Ray Tomlinson died March 5 at the age of 74. Tomlinson invented email back in 1971 while working for a Boston company that helped develop ARPANET, the precursor to the internet. 

Email has been both a boon and a curse. While we love the ease and speed of communicating, we also have to constantly battle spam. Be careful of emails delivering harmful malware as attachments and greetings from Nigerian princes and other cons. 

The blessing and fault of email is that anyone can contact us through it if they know our email address. 

There has arisen a multitude of communication tools where we first have to approve or like someone, before they can communicate with us. That makes for cleaner communications. 

So now when I want to communicate with someone, I have to figure out their preferred contact app. For example, I know a young professional woman who responds just fine to email, but responds even quicker to a Facebook Messenger message.

* [SET TASKS]
a) Edit the email piece from "The blessing and" to "Facebook Messenger message." and write that part out again, with "blessing" changed to "benefit".
b) Carry the email piece on from its last sentence.

* [Extracted records]

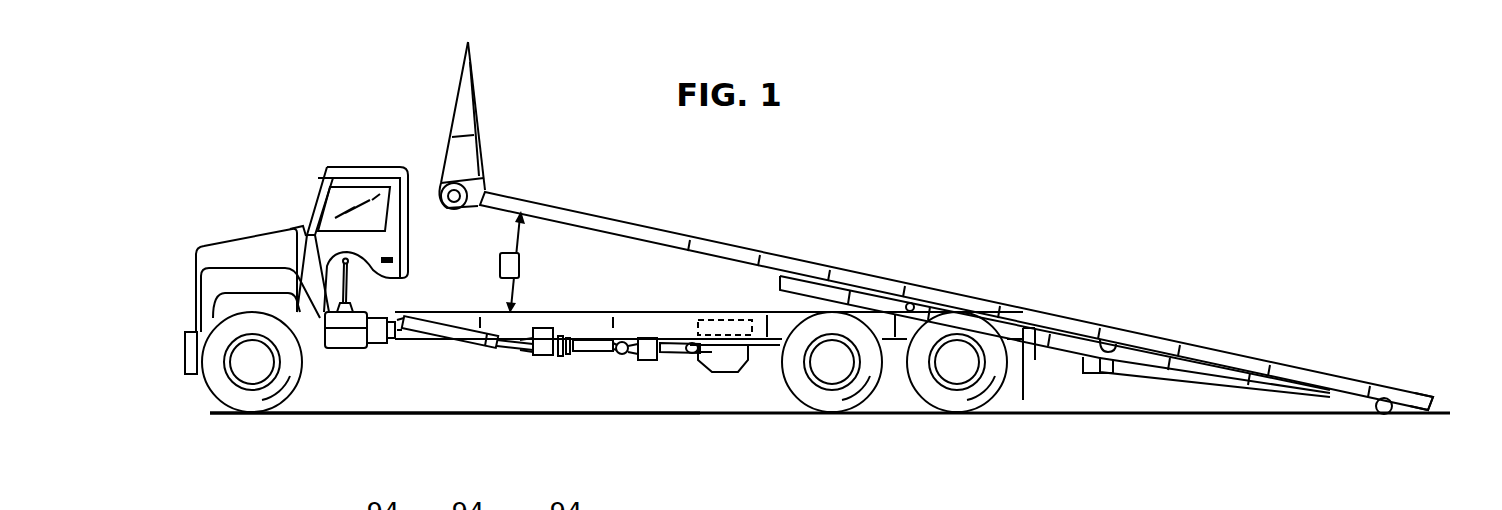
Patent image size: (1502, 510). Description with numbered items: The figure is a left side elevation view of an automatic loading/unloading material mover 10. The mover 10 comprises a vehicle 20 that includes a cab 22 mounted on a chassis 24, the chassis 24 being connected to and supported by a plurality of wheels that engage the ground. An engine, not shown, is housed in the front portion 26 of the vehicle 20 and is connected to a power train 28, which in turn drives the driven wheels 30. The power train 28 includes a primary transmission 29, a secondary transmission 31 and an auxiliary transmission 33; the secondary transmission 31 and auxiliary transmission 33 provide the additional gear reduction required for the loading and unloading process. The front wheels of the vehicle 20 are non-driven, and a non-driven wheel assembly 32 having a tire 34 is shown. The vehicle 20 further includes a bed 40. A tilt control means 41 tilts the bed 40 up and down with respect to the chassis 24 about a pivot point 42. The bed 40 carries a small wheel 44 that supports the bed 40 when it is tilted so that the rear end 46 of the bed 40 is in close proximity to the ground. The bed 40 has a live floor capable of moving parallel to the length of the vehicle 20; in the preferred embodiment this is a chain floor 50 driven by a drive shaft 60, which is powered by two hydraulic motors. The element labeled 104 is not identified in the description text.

The mover 10 is at (870, 205).
The vehicle 20 is at (206, 220).
The cab 22 is at (373, 162).
The chassis 24 is at (532, 312).
The front portion 26 is at (192, 261).
The power train 28 is at (598, 353).
The primary transmission 29 is at (345, 350).
The driven wheels 30 is at (797, 399).
The secondary transmission 31 is at (540, 357).
The non-driven wheel assembly 32 is at (248, 422).
The auxiliary transmission 33 is at (656, 362).
The tire 34 is at (208, 390).
The bed 40 is at (688, 252).
The tilt control means 41 is at (522, 262).
The pivot point 42 is at (912, 301).
The small wheel 44 is at (1386, 414).
The rear end 46 is at (1434, 400).
The chain floor 50 is at (713, 238).
The drive shaft 60 is at (462, 206).
The mast 104 is at (449, 213).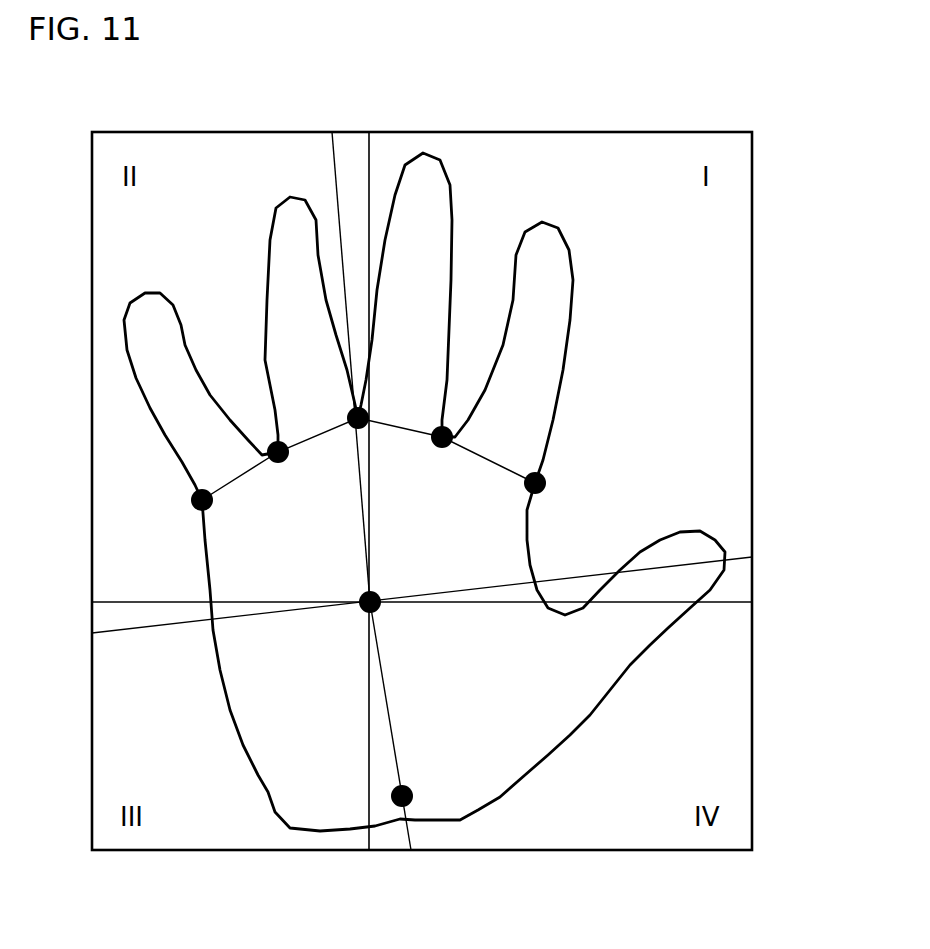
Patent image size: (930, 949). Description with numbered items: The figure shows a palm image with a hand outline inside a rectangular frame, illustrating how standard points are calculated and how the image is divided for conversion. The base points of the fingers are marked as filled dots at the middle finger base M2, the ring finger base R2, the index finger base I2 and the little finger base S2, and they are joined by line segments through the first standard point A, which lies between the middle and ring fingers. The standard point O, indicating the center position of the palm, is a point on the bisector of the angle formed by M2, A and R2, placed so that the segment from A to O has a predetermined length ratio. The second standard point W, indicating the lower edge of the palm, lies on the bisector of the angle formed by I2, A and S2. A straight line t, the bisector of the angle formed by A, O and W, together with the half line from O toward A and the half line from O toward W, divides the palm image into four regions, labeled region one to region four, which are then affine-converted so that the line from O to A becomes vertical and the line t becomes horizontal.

The first standard point A is at (358, 403).
The base point of middle finger M2 is at (428, 429).
The base point of ring finger R2 is at (286, 468).
The base point of little finger S2 is at (186, 507).
The base point of index finger I2 is at (547, 488).
The standard point O is at (361, 614).
The second standard point W is at (411, 797).
The straight line t is at (422, 611).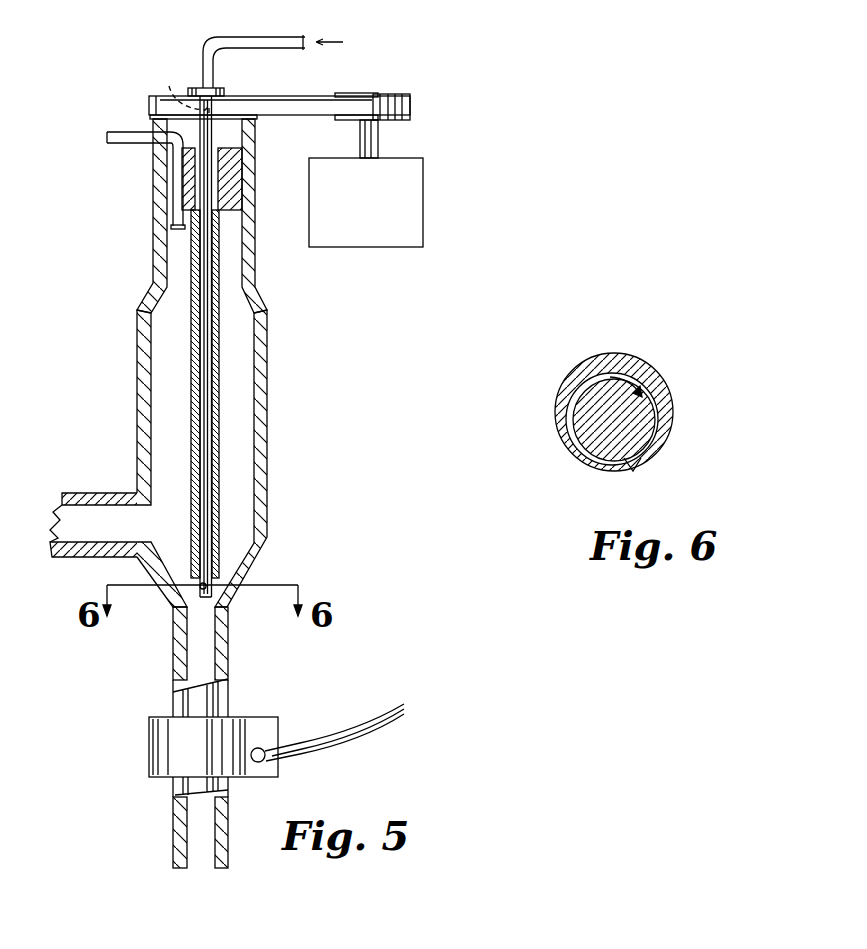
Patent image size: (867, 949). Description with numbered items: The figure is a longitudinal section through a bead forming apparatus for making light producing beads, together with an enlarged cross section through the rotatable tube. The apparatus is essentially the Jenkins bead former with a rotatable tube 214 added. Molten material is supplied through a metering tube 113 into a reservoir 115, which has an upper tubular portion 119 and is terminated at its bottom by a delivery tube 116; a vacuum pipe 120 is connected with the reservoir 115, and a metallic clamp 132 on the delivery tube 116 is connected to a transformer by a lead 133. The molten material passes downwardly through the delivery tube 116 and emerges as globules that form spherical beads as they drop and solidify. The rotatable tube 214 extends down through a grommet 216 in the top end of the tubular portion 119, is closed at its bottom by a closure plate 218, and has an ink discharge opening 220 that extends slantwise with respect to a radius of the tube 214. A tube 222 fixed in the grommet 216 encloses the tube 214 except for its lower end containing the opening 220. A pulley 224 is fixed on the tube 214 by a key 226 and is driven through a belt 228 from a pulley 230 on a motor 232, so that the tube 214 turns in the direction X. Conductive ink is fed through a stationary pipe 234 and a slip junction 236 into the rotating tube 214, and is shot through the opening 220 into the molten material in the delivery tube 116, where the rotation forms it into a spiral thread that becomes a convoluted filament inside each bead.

In FIG. 5, the metering tube 113 is at (120, 490).
In FIG. 5, the reservoir 115 is at (268, 404).
In FIG. 5, the delivery tube 116 is at (228, 640).
In FIG. 5, the tubular portion 119 is at (255, 188).
In FIG. 5, the vacuum pipe 120 is at (133, 140).
In FIG. 5, the metallic clamp 132 is at (150, 742).
In FIG. 5, the lead 133 is at (350, 723).
In FIG. 5, the rotatable tube 214 is at (210, 142).
In FIG. 6, the rotatable tube 214 is at (673, 410).
In FIG. 5, the grommet 216 is at (163, 130).
In FIG. 5, the closure plate 218 is at (207, 597).
In FIG. 6, the closure plate 218 is at (597, 437).
In FIG. 5, the ink discharge opening 220 is at (213, 586).
In FIG. 6, the ink discharge opening 220 is at (641, 472).
In FIG. 5, the tube 222 is at (222, 445).
In FIG. 5, the pulley 224 is at (243, 94).
In FIG. 5, the key 226 is at (165, 80).
In FIG. 5, the belt 228 is at (310, 108).
In FIG. 5, the pulley 230 is at (393, 97).
In FIG. 5, the motor 232 is at (425, 207).
In FIG. 5, the pipe 234 is at (270, 38).
In FIG. 5, the slip junction 236 is at (195, 84).
In FIG. 6, the direction of rotation X is at (627, 377).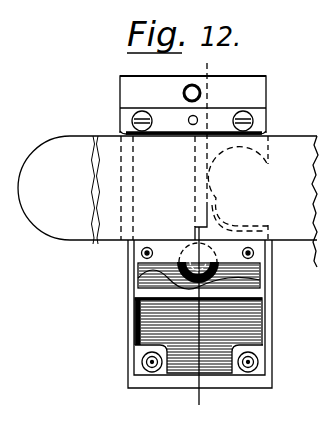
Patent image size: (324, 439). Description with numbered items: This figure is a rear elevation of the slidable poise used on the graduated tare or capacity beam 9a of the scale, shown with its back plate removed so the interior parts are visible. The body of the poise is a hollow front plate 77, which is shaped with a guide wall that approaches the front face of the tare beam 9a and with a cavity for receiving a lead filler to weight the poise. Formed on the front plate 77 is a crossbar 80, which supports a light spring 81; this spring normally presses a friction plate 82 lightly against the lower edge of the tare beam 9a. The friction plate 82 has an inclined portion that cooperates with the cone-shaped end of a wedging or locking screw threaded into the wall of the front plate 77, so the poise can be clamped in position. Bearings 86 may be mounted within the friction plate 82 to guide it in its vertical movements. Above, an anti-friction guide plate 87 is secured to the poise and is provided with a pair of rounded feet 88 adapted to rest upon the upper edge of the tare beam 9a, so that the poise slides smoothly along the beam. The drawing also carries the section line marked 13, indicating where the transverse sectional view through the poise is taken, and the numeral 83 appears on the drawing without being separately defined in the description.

The plate 9a is at (282, 240).
The section line 13- 13 is at (218, 409).
The block 87 is at (323, 108).
The base strip of block 88 is at (267, 130).
The housing 77 is at (270, 327).
The screws 82 is at (142, 247).
The pad 81 is at (134, 282).
The bearing 86 is at (138, 258).
The body 80 is at (150, 292).
The wall 83 is at (138, 318).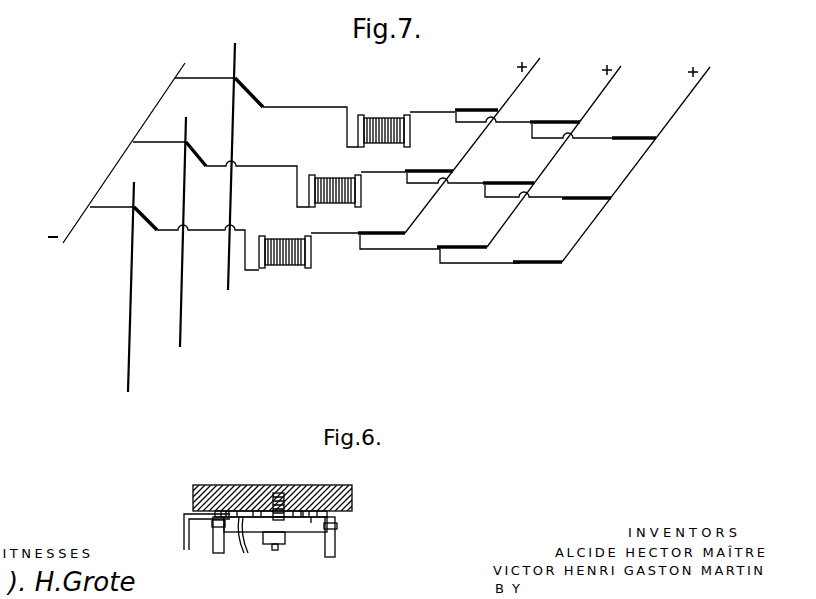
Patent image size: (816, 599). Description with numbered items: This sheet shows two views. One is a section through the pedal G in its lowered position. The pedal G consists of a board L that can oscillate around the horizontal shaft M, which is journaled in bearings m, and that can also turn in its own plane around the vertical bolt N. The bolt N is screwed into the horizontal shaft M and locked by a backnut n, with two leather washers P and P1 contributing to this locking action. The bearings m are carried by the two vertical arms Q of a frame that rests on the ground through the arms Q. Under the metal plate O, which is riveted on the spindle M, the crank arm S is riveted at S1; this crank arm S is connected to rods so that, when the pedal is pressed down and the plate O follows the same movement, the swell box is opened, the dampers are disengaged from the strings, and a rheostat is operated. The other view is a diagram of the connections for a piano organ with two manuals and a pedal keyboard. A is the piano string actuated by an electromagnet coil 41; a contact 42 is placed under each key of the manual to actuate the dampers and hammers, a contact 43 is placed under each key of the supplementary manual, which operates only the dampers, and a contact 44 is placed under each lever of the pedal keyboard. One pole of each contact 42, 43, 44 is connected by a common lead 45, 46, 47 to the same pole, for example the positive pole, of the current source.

* [RESPONSES]
a)
The benefit and fault of email is that anyone can contact us through it if they know our email address. 

There has arisen a multitude of communication tools where we first have to approve or like someone, before they can communicate with us. That makes for cleaner communications. 

So now when I want to communicate with someone, I have to figure out their preferred contact app. For example, I know a young professional woman who responds just fine to email, but responds even quicker to a Facebook Messenger message.

b)
With Facebook Messenger, the message pops up on her phone’s screen instantly and makes a sound. If she’s free and my message is compelling, I get a response quickly. I in turn see it quickly and we can thus have a brief conversation and get the issue resolved in minutes instead of a day. 

With Facebook Messenger and the others, a person has to ask to be your friend before they can send you a message. This makes spam, phishing and emails trying to con you are all but eliminated. 

With Facebook Messenger you can also place phone calls. The calls do not eat into your minutes because the calls are carried entirely over the internet using VOIP or Voice Over Internet Protocol. So if you are on your home Wifi and the person you are calling is also on the internet, no one’s phone minutes are being consumed.